# TEXT PROVIDED:
== == ==

Fortigate firewall odd behaviour when connecting direct

I have a machine called “macmini” that has subnet & exit node enabled. macmini sits in the office behind a fortigate router.

I have a home machine called t14, and I have --accept-routes enabled

When I first set it up, it works perfectly and it seems to go through lhr relay. But after a while it switch to direct connect and then the connection doesn’t work. Running tailscale ping from t14 shows:

pong from macmini ( via DERP(lhr) in 27ms
pong from macmini ( via DERP(lhr) in 126ms
pong from macmini ( via DERP(lhr) in 12ms
pong from macmini ( via DERP(lhr) in 276ms
pong from macmini ( via in 20ms

after it’s connected via our office public ip, tailscale ping returns ok, but ssh or any other connection just won’t work.

our office uses a Fortigate router. the default policy is allow all outgoing: (first line)

I thought this should be enough after reading the “How NAT traversal works”: How NAT traversal works · Tailscale

I tried adding the allow incoming UDP 41641 on the router, then restart tailscaled, then direct connection starting to work. see second line in the above image

Question: is this what I’m supposed to do? Surely fortigate is the stateful firewall that’ll be able to allow outgoing to remember incoming?

And how did tailscale decide to go for direct connection instead of lhr relay? Obviously the relay works but direct doesn’t?

Actually I noticed after a while (not sure how long) tailscale seems to realised the direct didn’t work and reverted back to relay? I couldn’t stably reproduce this.

We need to allow

in order for Tailscale to work over DERp or DIrect connection.

Well the first line in my router config allows any outgoing traffic

Connection is negotiated based on the latency to reach from source to destination unless the direct connection has some issue or interruption connection should be stay direct else it will be swapped over to the DERP connection.

Another thing to try: does normal ping work? If so, try ping -s 1252. If that fails, can you find a lower number that does work?

Does macmini have any firewall rules that may be preventing incoming or outgoing traffic on tailscale0? iptables -L -n -v should show what the current firewall rules are. This does not seem like as likely to be the problem since you report that it works fine until the connection switches to direct.

1 Like

To answer your questions in the original post:

Tailscale decides to go for the direct connection instead of the relay when it sees successful communication over a direct connection. It will periodically send probes to every IP address of the remote device, and request that the remote do the same in the other direction. Until the probes succeed, it will use the relay. If the direct connection stops working, it will eventually give up and return to using the relay. It is unusual for tailscale ping to succeed over a direct connection but other traffic to not work correctly.

== == ==

# EXTRACTED INFORMATION:
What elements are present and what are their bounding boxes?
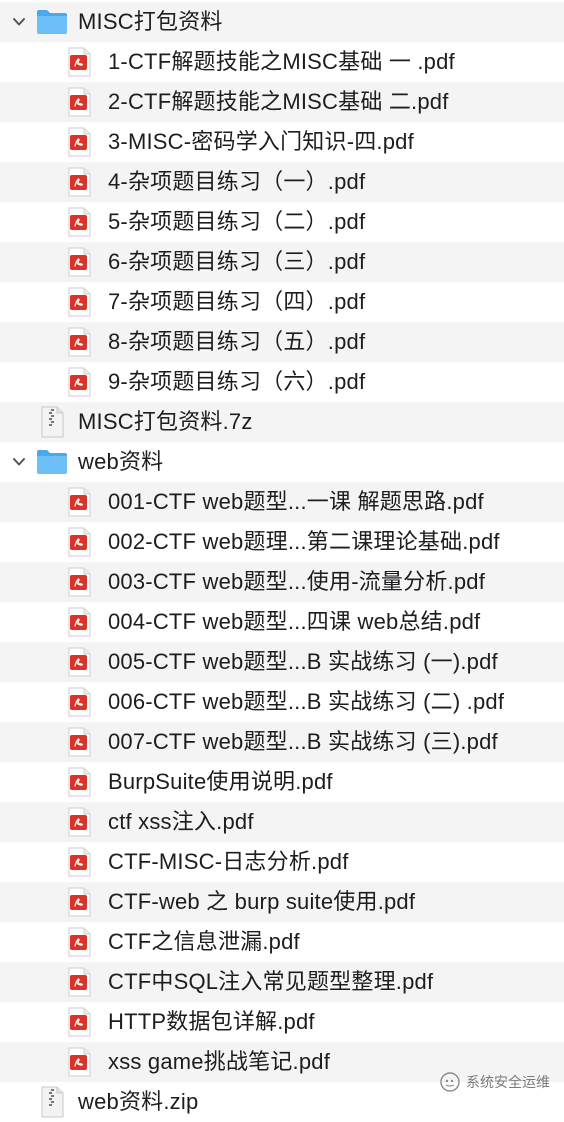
pdf-file-icon — [68, 927, 91, 957]
pdf-file-row[interactable]: CTF之信息泄漏.pdf — [0, 922, 564, 962]
file-name-label: 1-CTF解题技能之MISC基础 一 .pdf — [108, 49, 455, 74]
pdf-file-icon — [68, 167, 91, 197]
file-name-label: 001-CTF web题型...一课 解题思路.pdf — [108, 489, 484, 514]
watermark: 系统安全运维 — [440, 1070, 550, 1094]
chevron-down-icon[interactable] — [10, 13, 28, 31]
file-name-label: 2-CTF解题技能之MISC基础 二.pdf — [108, 89, 449, 114]
pdf-file-icon — [68, 247, 91, 277]
file-name-label: 004-CTF web题型...四课 web总结.pdf — [108, 609, 481, 634]
file-name-label: 003-CTF web题型...使用-流量分析.pdf — [108, 569, 486, 594]
folder-icon — [37, 10, 67, 34]
file-name-label: MISC打包资料 — [78, 9, 223, 34]
pdf-file-icon — [68, 1047, 91, 1077]
pdf-file-row[interactable]: 007-CTF web题型...B 实战练习 (三).pdf — [0, 722, 564, 762]
pdf-file-icon — [68, 47, 91, 77]
pdf-file-icon — [68, 687, 91, 717]
pdf-file-icon — [68, 767, 91, 797]
pdf-file-row[interactable]: 8-杂项题目练习（五）.pdf — [0, 322, 564, 362]
pdf-file-icon — [68, 567, 91, 597]
chevron-down-icon[interactable] — [10, 453, 28, 471]
file-name-label: web资料.zip — [78, 1089, 199, 1114]
file-name-label: BurpSuite使用说明.pdf — [108, 769, 333, 794]
pdf-file-row[interactable]: HTTP数据包详解.pdf — [0, 1002, 564, 1042]
file-name-label: xss game挑战笔记.pdf — [108, 1049, 331, 1074]
pdf-file-icon — [68, 727, 91, 757]
file-name-label: 4-杂项题目练习（一）.pdf — [108, 169, 366, 194]
pdf-file-row[interactable]: 006-CTF web题型...B 实战练习 (二) .pdf — [0, 682, 564, 722]
file-name-label: CTF-web 之 burp suite使用.pdf — [108, 889, 416, 914]
folder-icon — [37, 450, 67, 474]
file-name-label: HTTP数据包详解.pdf — [108, 1009, 315, 1034]
pdf-file-row[interactable]: 6-杂项题目练习（三）.pdf — [0, 242, 564, 282]
pdf-file-icon — [68, 367, 91, 397]
file-name-label: 6-杂项题目练习（三）.pdf — [108, 249, 366, 274]
file-name-label: 3-MISC-密码学入门知识-四.pdf — [108, 129, 414, 154]
pdf-file-icon — [68, 1007, 91, 1037]
pdf-file-icon — [68, 967, 91, 997]
file-name-label: 5-杂项题目练习（二）.pdf — [108, 209, 366, 234]
pdf-file-icon — [68, 807, 91, 837]
pdf-file-row[interactable]: 3-MISC-密码学入门知识-四.pdf — [0, 122, 564, 162]
pdf-file-icon — [68, 127, 91, 157]
pdf-file-row[interactable]: CTF中SQL注入常见题型整理.pdf — [0, 962, 564, 1002]
file-name-label: ctf xss注入.pdf — [108, 809, 254, 834]
file-name-label: 7-杂项题目练习（四）.pdf — [108, 289, 366, 314]
file-name-label: CTF-MISC-日志分析.pdf — [108, 849, 349, 874]
watermark-text: 系统安全运维 — [466, 1074, 550, 1090]
pdf-file-row[interactable]: BurpSuite使用说明.pdf — [0, 762, 564, 802]
pdf-file-row[interactable]: 005-CTF web题型...B 实战练习 (一).pdf — [0, 642, 564, 682]
file-name-label: 005-CTF web题型...B 实战练习 (一).pdf — [108, 649, 498, 674]
folder-row[interactable]: MISC打包资料 — [0, 2, 564, 42]
pdf-file-icon — [68, 607, 91, 637]
file-name-label: web资料 — [78, 449, 164, 474]
pdf-file-row[interactable]: ctf xss注入.pdf — [0, 802, 564, 842]
folder-row[interactable]: web资料 — [0, 442, 564, 482]
pdf-file-icon — [68, 287, 91, 317]
pdf-file-row[interactable]: 004-CTF web题型...四课 web总结.pdf — [0, 602, 564, 642]
file-name-label: 9-杂项题目练习（六）.pdf — [108, 369, 366, 394]
pdf-file-row[interactable]: 2-CTF解题技能之MISC基础 二.pdf — [0, 82, 564, 122]
pdf-file-row[interactable]: 4-杂项题目练习（一）.pdf — [0, 162, 564, 202]
archive-file-icon — [41, 1086, 64, 1118]
pdf-file-row[interactable]: 001-CTF web题型...一课 解题思路.pdf — [0, 482, 564, 522]
pdf-file-icon — [68, 527, 91, 557]
file-name-label: CTF之信息泄漏.pdf — [108, 929, 300, 954]
file-name-label: 002-CTF web题理...第二课理论基础.pdf — [108, 529, 500, 554]
pdf-file-icon — [68, 887, 91, 917]
pdf-file-row[interactable]: 9-杂项题目练习（六）.pdf — [0, 362, 564, 402]
pdf-file-row[interactable]: 7-杂项题目练习（四）.pdf — [0, 282, 564, 322]
file-name-label: 007-CTF web题型...B 实战练习 (三).pdf — [108, 729, 498, 754]
pdf-file-icon — [68, 87, 91, 117]
pdf-file-icon — [68, 847, 91, 877]
pdf-file-row[interactable]: CTF-MISC-日志分析.pdf — [0, 842, 564, 882]
file-name-label: 006-CTF web题型...B 实战练习 (二) .pdf — [108, 689, 505, 714]
pdf-file-icon — [68, 647, 91, 677]
file-name-label: MISC打包资料.7z — [78, 409, 253, 434]
file-name-label: CTF中SQL注入常见题型整理.pdf — [108, 969, 434, 994]
file-name-label: 8-杂项题目练习（五）.pdf — [108, 329, 366, 354]
archive-file-icon — [41, 406, 64, 438]
pdf-file-row[interactable]: CTF-web 之 burp suite使用.pdf — [0, 882, 564, 922]
pdf-file-row[interactable]: 002-CTF web题理...第二课理论基础.pdf — [0, 522, 564, 562]
pdf-file-icon — [68, 487, 91, 517]
archive-file-row[interactable]: MISC打包资料.7z — [0, 402, 564, 442]
pdf-file-icon — [68, 207, 91, 237]
pdf-file-row[interactable]: 003-CTF web题型...使用-流量分析.pdf — [0, 562, 564, 602]
pdf-file-row[interactable]: 5-杂项题目练习（二）.pdf — [0, 202, 564, 242]
pdf-file-row[interactable]: 1-CTF解题技能之MISC基础 一 .pdf — [0, 42, 564, 82]
pdf-file-icon — [68, 327, 91, 357]
wechat-icon — [440, 1072, 460, 1092]
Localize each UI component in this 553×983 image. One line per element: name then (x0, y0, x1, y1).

== == ==

# INSTRUCTIONS:
- A) Reproduce the Fortigate firewall thread word for word, from "Actually I noticed" up to and including "the DERP connection.".
- B) Pick up the Fortigate firewall thread after its final sentence and continue writing it.

# ANSWERS FOR THIS EXERCISE:
- A)
Actually I noticed after a while (not sure how long) tailscale seems to realised the direct didn’t work and reverted back to relay? I couldn’t stably reproduce this.

We need to allow

in order for Tailscale to work over DERp or DIrect connection.

Well the first line in my router config allows any outgoing traffic

Connection is negotiated based on the latency to reach from source to destination unless the direct connection has some issue or interruption connection should be stay direct else it will be swapped over to the DERP connection.

- B)
Your Fortigate router appears to vary port numbers to different destinations (“Hard NAT” in the NAT traversal document), which makes direct connections difficult.

  • Adding a port forward can help but is not guaranteed to work.
  • If enabling a NAT traversal protocol to the router like NAT-PMP is acceptable, that will typically resolve issues. If NAT-PMP is not labelled as a separate option, sometimes NAT-PMP is enabled by enabling UPNP (we do not currently use UPNP).
  • Sometimes there is an option to avoid changing port numbers quite so much: e.g. pfsense has a “disable firewall scrub” option that reportedly helps.
  • I took a look through the FortiGate documentation and it mentions “When using the IP pool for source NAT, you can define a fixed port to guarantee the source port number is unchanged.” which (if I read it correctly) might help: if you can force macmini:41641/udp to always map to the same external port then other devices should be able to establish direct connections. The external port doesn’t have to be 41641 (useful if you have multiple devices you wish to expose), the actual port number will be automatically discovered using STUN. If the external port used in SNAT is fixed and you can also use a port forward, that will probably be very effective.
1 Like

Thanks Adrian for the detailed reply. I have reverted my configuration to the original which essentially only have one policy: allow everything outgoing and deny everything incoming.

There is no firewall on macmini. sudo ufw status shows Status: inactive

At the moment, running tailscale status on home machine t14 shows direct connection to macmini in the office. And ping or ssh works fine.

I have full control of the router & network config. I think I’ll see when it breaks next time and try to go through the suggestions you gave.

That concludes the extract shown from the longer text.